> [Given instruction]:
What follows is a listing; give it again exactly, in its entirety.

> [Provided data]:
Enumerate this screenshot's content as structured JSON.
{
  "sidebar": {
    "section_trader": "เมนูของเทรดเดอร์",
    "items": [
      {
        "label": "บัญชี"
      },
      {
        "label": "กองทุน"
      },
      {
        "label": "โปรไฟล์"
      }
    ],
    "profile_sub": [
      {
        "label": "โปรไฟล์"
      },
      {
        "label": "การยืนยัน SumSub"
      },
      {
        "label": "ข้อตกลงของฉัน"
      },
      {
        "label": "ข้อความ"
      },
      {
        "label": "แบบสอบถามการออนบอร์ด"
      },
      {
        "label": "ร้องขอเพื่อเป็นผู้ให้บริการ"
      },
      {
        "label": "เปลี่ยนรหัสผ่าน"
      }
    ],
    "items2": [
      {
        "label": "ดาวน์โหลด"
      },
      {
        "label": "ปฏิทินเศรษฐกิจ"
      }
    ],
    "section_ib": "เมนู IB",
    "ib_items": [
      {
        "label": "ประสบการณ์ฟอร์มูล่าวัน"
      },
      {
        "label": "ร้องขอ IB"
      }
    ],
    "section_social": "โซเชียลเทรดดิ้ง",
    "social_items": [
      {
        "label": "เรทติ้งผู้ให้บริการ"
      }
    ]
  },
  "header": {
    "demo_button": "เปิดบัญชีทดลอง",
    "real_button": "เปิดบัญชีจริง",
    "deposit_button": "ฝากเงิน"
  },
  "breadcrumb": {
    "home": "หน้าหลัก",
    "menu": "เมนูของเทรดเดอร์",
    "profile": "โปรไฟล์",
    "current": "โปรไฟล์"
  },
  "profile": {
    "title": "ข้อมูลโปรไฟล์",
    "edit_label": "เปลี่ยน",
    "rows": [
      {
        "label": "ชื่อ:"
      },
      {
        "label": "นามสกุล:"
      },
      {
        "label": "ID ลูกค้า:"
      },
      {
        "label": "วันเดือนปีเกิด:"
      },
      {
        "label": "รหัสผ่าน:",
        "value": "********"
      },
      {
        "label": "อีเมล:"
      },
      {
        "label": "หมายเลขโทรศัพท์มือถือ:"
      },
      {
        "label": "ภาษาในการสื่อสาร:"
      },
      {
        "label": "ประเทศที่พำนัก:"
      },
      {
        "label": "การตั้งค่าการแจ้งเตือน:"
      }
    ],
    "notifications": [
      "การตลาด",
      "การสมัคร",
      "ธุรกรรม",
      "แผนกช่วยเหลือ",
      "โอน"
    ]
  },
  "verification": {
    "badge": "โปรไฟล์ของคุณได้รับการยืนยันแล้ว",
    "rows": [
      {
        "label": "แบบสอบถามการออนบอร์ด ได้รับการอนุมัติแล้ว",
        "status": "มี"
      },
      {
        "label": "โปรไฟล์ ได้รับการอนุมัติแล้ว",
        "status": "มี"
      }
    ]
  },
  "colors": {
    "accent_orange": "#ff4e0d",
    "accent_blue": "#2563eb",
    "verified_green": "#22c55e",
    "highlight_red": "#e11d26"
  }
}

> [Result for this task]:
Enumerate this screenshot's content as structured JSON.
{
  "sidebar": {
    "section_trader": "เมนูของเทรดเดอร์",
    "items": [
      {
        "label": "บัญชี"
      },
      {
        "label": "กองทุน"
      },
      {
        "label": "โปรไฟล์"
      }
    ],
    "profile_sub": [
      {
        "label": "โปรไฟล์"
      },
      {
        "label": "การยืนยัน SumSub"
      },
      {
        "label": "ข้อตกลงของฉัน"
      },
      {
        "label": "ข้อความ"
      },
      {
        "label": "แบบสอบถามการออนบอร์ด"
      },
      {
        "label": "ร้องขอเพื่อเป็นผู้ให้บริการ"
      },
      {
        "label": "เปลี่ยนรหัสผ่าน"
      }
    ],
    "items2": [
      {
        "label": "ดาวน์โหลด"
      },
      {
        "label": "ปฏิทินเศรษฐกิจ"
      }
    ],
    "section_ib": "เมนู IB",
    "ib_items": [
      {
        "label": "ประสบการณ์ฟอร์มูล่าวัน"
      },
      {
        "label": "ร้องขอ IB"
      }
    ],
    "section_social": "โซเชียลเทรดดิ้ง",
    "social_items": [
      {
        "label": "เรทติ้งผู้ให้บริการ"
      }
    ]
  },
  "header": {
    "demo_button": "เปิดบัญชีทดลอง",
    "real_button": "เปิดบัญชีจริง",
    "deposit_button": "ฝากเงิน"
  },
  "breadcrumb": {
    "home": "หน้าหลัก",
    "menu": "เมนูของเทรดเดอร์",
    "profile": "โปรไฟล์",
    "current": "โปรไฟล์"
  },
  "profile": {
    "title": "ข้อมูลโปรไฟล์",
    "edit_label": "เปลี่ยน",
    "rows": [
      {
        "label": "ชื่อ:"
      },
      {
        "label": "นามสกุล:"
      },
      {
        "label": "ID ลูกค้า:"
      },
      {
        "label": "วันเดือนปีเกิด:"
      },
      {
        "label": "รหัสผ่าน:",
        "value": "********"
      },
      {
        "label": "อีเมล:"
      },
      {
        "label": "หมายเลขโทรศัพท์มือถือ:"
      },
      {
        "label": "ภาษาในการสื่อสาร:"
      },
      {
        "label": "ประเทศที่พำนัก:"
      },
      {
        "label": "การตั้งค่าการแจ้งเตือน:"
      }
    ],
    "notifications": [
      "การตลาด",
      "การสมัคร",
      "ธุรกรรม",
      "แผนกช่วยเหลือ",
      "โอน"
    ]
  },
  "verification": {
    "badge": "โปรไฟล์ของคุณได้รับการยืนยันแล้ว",
    "rows": [
      {
        "label": "แบบสอบถามการออนบอร์ด ได้รับการอนุมัติแล้ว",
        "status": "มี"
      },
      {
        "label": "โปรไฟล์ ได้รับการอนุมัติแล้ว",
        "status": "มี"
      }
    ]
  },
  "colors": {
    "accent_orange": "#ff4e0d",
    "accent_blue": "#2563eb",
    "verified_green": "#22c55e",
    "highlight_red": "#e11d26"
  }
}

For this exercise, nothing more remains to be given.